What is asked - Copy out the data below verbatim.

Dataset items:
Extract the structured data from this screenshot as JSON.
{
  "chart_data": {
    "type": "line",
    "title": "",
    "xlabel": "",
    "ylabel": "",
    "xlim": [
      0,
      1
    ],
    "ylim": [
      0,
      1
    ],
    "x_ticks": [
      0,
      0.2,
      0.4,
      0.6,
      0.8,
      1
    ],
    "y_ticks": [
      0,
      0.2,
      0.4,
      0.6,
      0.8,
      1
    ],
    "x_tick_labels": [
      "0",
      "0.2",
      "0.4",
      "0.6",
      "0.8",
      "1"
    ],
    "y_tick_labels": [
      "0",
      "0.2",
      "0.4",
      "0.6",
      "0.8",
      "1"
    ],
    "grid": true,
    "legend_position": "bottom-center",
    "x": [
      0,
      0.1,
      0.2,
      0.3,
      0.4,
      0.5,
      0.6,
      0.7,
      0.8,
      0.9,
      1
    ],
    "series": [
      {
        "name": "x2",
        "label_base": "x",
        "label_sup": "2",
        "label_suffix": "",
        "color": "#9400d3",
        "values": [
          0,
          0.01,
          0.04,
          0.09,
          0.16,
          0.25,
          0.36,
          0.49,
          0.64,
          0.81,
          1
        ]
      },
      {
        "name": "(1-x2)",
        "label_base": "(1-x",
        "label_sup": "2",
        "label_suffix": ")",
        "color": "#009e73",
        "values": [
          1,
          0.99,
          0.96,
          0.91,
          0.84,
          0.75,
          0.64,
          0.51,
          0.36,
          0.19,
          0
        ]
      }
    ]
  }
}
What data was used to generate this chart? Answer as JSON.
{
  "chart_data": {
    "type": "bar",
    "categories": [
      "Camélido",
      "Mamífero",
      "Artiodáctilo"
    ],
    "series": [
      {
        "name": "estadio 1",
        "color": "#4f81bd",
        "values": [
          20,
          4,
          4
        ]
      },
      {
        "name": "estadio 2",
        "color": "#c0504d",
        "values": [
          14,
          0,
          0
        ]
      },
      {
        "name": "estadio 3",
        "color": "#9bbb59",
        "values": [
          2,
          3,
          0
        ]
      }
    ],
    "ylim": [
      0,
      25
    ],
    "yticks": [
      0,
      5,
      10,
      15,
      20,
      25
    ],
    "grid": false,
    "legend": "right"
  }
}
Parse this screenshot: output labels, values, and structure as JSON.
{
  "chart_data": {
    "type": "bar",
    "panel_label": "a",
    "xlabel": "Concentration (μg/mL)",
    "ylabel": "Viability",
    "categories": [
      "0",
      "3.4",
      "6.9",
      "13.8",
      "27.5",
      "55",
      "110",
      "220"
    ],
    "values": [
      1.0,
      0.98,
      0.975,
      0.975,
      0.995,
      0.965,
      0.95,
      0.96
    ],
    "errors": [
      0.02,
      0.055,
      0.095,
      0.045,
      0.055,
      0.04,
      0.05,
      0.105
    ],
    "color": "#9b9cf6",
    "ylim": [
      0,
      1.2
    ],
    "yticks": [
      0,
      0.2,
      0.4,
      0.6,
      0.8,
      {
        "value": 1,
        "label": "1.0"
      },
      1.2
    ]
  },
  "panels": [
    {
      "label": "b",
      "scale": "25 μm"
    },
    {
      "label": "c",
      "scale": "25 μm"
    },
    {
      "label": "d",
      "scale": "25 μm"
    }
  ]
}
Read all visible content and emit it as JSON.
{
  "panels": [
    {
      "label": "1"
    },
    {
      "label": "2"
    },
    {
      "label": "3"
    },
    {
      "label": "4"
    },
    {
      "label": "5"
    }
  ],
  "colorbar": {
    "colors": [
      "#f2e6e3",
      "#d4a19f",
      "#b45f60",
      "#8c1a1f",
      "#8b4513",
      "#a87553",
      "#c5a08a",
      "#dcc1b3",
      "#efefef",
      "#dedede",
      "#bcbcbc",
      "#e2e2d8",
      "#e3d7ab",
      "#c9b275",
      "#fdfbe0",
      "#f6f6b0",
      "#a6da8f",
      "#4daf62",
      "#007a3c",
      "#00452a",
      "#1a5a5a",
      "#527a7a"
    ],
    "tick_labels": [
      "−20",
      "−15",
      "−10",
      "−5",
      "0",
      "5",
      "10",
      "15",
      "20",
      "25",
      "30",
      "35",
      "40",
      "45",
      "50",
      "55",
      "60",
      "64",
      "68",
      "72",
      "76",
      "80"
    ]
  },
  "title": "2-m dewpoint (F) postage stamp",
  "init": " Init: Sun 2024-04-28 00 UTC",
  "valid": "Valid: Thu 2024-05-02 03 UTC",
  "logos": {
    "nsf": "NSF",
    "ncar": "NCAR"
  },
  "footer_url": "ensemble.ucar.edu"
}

Solved exercise -
Extract the structured data from this screenshot as JSON.
{
  "chart_data": {
    "type": "line",
    "title": "",
    "xlabel": "",
    "ylabel": "",
    "xlim": [
      0,
      1
    ],
    "ylim": [
      0,
      1
    ],
    "x_ticks": [
      0,
      0.2,
      0.4,
      0.6,
      0.8,
      1
    ],
    "y_ticks": [
      0,
      0.2,
      0.4,
      0.6,
      0.8,
      1
    ],
    "x_tick_labels": [
      "0",
      "0.2",
      "0.4",
      "0.6",
      "0.8",
      "1"
    ],
    "y_tick_labels": [
      "0",
      "0.2",
      "0.4",
      "0.6",
      "0.8",
      "1"
    ],
    "grid": true,
    "legend_position": "bottom-center",
    "x": [
      0,
      0.1,
      0.2,
      0.3,
      0.4,
      0.5,
      0.6,
      0.7,
      0.8,
      0.9,
      1
    ],
    "series": [
      {
        "name": "x2",
        "label_base": "x",
        "label_sup": "2",
        "label_suffix": "",
        "color": "#9400d3",
        "values": [
          0,
          0.01,
          0.04,
          0.09,
          0.16,
          0.25,
          0.36,
          0.49,
          0.64,
          0.81,
          1
        ]
      },
      {
        "name": "(1-x2)",
        "label_base": "(1-x",
        "label_sup": "2",
        "label_suffix": ")",
        "color": "#009e73",
        "values": [
          1,
          0.99,
          0.96,
          0.91,
          0.84,
          0.75,
          0.64,
          0.51,
          0.36,
          0.19,
          0
        ]
      }
    ]
  }
}
What data was used to generate this chart? Answer as JSON.
{
  "chart_data": {
    "type": "bar",
    "categories": [
      "Camélido",
      "Mamífero",
      "Artiodáctilo"
    ],
    "series": [
      {
        "name": "estadio 1",
        "color": "#4f81bd",
        "values": [
          20,
          4,
          4
        ]
      },
      {
        "name": "estadio 2",
        "color": "#c0504d",
        "values": [
          14,
          0,
          0
        ]
      },
      {
        "name": "estadio 3",
        "color": "#9bbb59",
        "values": [
          2,
          3,
          0
        ]
      }
    ],
    "ylim": [
      0,
      25
    ],
    "yticks": [
      0,
      5,
      10,
      15,
      20,
      25
    ],
    "grid": false,
    "legend": "right"
  }
}
Parse this screenshot: output labels, values, and structure as JSON.
{
  "chart_data": {
    "type": "bar",
    "panel_label": "a",
    "xlabel": "Concentration (μg/mL)",
    "ylabel": "Viability",
    "categories": [
      "0",
      "3.4",
      "6.9",
      "13.8",
      "27.5",
      "55",
      "110",
      "220"
    ],
    "values": [
      1.0,
      0.98,
      0.975,
      0.975,
      0.995,
      0.965,
      0.95,
      0.96
    ],
    "errors": [
      0.02,
      0.055,
      0.095,
      0.045,
      0.055,
      0.04,
      0.05,
      0.105
    ],
    "color": "#9b9cf6",
    "ylim": [
      0,
      1.2
    ],
    "yticks": [
      0,
      0.2,
      0.4,
      0.6,
      0.8,
      {
        "value": 1,
        "label": "1.0"
      },
      1.2
    ]
  },
  "panels": [
    {
      "label": "b",
      "scale": "25 μm"
    },
    {
      "label": "c",
      "scale": "25 μm"
    },
    {
      "label": "d",
      "scale": "25 μm"
    }
  ]
}
Read all visible content and emit it as JSON.
{
  "panels": [
    {
      "label": "1"
    },
    {
      "label": "2"
    },
    {
      "label": "3"
    },
    {
      "label": "4"
    },
    {
      "label": "5"
    }
  ],
  "colorbar": {
    "colors": [
      "#f2e6e3",
      "#d4a19f",
      "#b45f60",
      "#8c1a1f",
      "#8b4513",
      "#a87553",
      "#c5a08a",
      "#dcc1b3",
      "#efefef",
      "#dedede",
      "#bcbcbc",
      "#e2e2d8",
      "#e3d7ab",
      "#c9b275",
      "#fdfbe0",
      "#f6f6b0",
      "#a6da8f",
      "#4daf62",
      "#007a3c",
      "#00452a",
      "#1a5a5a",
      "#527a7a"
    ],
    "tick_labels": [
      "−20",
      "−15",
      "−10",
      "−5",
      "0",
      "5",
      "10",
      "15",
      "20",
      "25",
      "30",
      "35",
      "40",
      "45",
      "50",
      "55",
      "60",
      "64",
      "68",
      "72",
      "76",
      "80"
    ]
  },
  "title": "2-m dewpoint (F) postage stamp",
  "init": " Init: Sun 2024-04-28 00 UTC",
  "valid": "Valid: Thu 2024-05-02 03 UTC",
  "logos": {
    "nsf": "NSF",
    "ncar": "NCAR"
  },
  "footer_url": "ensemble.ucar.edu"
}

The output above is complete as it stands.